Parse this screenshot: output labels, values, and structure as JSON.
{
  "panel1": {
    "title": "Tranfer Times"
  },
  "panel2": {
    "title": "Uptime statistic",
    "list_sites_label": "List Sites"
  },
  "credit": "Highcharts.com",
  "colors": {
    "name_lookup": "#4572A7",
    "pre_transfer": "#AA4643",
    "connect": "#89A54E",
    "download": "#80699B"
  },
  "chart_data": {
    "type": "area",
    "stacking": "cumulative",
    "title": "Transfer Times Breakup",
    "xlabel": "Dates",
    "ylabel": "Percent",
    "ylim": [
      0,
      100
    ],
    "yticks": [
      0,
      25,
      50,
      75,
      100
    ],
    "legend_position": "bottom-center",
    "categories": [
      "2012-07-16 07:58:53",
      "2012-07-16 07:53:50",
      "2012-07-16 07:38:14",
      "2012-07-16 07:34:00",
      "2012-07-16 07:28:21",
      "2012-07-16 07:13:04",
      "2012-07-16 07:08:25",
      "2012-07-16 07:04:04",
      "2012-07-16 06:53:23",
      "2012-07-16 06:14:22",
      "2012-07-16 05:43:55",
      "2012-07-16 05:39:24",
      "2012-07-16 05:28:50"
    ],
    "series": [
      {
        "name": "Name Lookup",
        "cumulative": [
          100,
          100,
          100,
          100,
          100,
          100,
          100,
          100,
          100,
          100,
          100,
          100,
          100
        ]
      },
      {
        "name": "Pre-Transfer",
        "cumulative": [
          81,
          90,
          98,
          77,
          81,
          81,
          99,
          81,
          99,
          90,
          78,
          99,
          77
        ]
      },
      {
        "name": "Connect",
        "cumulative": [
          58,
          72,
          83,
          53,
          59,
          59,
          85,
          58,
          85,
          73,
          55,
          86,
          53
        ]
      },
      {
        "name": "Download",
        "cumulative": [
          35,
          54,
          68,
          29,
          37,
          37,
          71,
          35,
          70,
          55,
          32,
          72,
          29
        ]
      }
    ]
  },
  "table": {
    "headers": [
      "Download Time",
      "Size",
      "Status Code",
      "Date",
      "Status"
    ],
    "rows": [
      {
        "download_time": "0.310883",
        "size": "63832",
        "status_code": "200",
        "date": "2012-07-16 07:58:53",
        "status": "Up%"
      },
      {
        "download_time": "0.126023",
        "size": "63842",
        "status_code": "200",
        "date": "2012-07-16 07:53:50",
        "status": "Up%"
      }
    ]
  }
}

What is being asked
Copy every line from the records above that contains the word "title".

The output
    "title": "Tranfer Times"
    "title": "Uptime statistic",
    "title": "Transfer Times Breakup",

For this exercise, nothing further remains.